What is being asked
Write out, unchanged, every line from the start of the extracted records through the line containing "kpi-delta: $0.00: [272, 132, 327, 152]", including both the first line and that one.

Extracted records
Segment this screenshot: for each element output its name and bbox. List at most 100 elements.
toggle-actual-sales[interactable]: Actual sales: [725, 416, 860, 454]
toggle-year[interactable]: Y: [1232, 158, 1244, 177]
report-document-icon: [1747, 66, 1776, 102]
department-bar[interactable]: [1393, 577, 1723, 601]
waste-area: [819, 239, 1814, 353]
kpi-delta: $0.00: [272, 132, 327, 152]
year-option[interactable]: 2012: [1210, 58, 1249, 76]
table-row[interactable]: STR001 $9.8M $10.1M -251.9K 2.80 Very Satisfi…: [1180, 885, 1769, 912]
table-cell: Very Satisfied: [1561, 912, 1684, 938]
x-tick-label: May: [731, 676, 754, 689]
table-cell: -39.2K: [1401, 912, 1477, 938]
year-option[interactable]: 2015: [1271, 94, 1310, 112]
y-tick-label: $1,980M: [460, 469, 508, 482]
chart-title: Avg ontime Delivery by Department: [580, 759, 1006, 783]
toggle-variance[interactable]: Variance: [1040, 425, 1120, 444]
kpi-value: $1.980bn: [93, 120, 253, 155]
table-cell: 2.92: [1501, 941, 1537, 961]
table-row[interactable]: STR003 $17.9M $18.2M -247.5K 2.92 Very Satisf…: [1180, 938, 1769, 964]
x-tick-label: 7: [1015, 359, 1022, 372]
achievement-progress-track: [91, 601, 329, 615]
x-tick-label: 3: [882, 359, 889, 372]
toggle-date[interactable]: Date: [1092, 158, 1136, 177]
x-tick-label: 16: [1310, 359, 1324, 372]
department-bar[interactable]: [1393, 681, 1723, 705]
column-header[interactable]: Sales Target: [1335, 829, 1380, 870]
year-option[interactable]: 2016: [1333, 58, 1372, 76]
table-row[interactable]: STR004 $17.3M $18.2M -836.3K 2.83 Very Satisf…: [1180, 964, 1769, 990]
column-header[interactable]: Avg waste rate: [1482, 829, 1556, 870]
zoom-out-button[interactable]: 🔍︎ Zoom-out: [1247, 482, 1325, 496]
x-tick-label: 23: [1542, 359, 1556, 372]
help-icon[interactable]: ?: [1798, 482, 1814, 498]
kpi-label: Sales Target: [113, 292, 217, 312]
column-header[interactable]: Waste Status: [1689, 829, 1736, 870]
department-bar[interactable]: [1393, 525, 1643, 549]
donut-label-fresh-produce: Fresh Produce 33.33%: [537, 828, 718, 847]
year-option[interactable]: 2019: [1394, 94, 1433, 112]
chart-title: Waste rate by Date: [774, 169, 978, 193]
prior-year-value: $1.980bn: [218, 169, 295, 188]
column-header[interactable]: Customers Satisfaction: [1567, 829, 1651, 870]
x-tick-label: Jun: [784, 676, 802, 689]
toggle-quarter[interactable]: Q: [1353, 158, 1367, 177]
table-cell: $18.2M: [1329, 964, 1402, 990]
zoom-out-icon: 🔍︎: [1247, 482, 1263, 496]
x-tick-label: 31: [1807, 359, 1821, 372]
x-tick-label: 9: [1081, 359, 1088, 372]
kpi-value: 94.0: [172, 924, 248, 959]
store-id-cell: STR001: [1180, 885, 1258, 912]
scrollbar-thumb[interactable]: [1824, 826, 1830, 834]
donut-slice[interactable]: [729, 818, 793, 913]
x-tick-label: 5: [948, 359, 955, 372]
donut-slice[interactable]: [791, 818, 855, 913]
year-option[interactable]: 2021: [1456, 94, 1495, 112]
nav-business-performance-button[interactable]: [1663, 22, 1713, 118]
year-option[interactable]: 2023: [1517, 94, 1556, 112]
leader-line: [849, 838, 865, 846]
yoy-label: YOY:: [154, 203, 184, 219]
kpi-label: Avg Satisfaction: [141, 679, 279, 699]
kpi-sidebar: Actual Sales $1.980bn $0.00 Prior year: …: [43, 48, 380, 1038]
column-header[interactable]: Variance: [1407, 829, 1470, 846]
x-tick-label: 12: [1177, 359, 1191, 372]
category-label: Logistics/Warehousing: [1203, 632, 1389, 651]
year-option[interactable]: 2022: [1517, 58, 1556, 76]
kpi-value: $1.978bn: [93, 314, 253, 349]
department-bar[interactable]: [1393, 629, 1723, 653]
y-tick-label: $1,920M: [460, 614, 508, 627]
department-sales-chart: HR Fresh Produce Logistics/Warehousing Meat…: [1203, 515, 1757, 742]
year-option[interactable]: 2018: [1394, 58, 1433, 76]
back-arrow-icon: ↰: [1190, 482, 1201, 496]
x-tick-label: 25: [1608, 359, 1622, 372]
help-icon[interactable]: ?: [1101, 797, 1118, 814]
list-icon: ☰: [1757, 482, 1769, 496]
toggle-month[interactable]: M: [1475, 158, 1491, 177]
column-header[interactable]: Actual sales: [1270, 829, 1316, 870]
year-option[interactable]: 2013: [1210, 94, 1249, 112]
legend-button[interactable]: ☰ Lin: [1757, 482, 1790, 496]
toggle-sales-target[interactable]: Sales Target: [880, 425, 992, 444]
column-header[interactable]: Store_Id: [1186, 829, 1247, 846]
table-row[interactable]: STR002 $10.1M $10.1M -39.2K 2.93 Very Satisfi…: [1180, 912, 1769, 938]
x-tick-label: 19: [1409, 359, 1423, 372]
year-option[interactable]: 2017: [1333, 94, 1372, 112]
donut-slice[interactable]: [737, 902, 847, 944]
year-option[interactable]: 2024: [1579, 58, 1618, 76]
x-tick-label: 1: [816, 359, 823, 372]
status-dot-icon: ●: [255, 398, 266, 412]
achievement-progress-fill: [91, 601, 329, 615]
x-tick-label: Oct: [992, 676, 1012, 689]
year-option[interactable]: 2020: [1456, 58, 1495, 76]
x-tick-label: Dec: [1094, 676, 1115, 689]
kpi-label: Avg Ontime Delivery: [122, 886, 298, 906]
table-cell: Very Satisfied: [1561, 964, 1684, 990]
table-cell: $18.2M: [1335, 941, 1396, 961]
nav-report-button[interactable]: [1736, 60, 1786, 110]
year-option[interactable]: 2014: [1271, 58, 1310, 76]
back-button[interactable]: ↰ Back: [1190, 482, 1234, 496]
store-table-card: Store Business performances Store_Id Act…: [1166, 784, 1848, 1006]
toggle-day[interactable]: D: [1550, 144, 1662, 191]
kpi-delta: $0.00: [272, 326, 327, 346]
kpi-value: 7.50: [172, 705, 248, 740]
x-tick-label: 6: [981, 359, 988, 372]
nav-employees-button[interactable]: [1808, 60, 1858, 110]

Solution to the problem
Segment this screenshot: for each element output its name and bbox. List at most 100 elements.
toggle-actual-sales[interactable]: Actual sales: [725, 416, 860, 454]
toggle-year[interactable]: Y: [1232, 158, 1244, 177]
report-document-icon: [1747, 66, 1776, 102]
department-bar[interactable]: [1393, 577, 1723, 601]
waste-area: [819, 239, 1814, 353]
kpi-delta: $0.00: [272, 132, 327, 152]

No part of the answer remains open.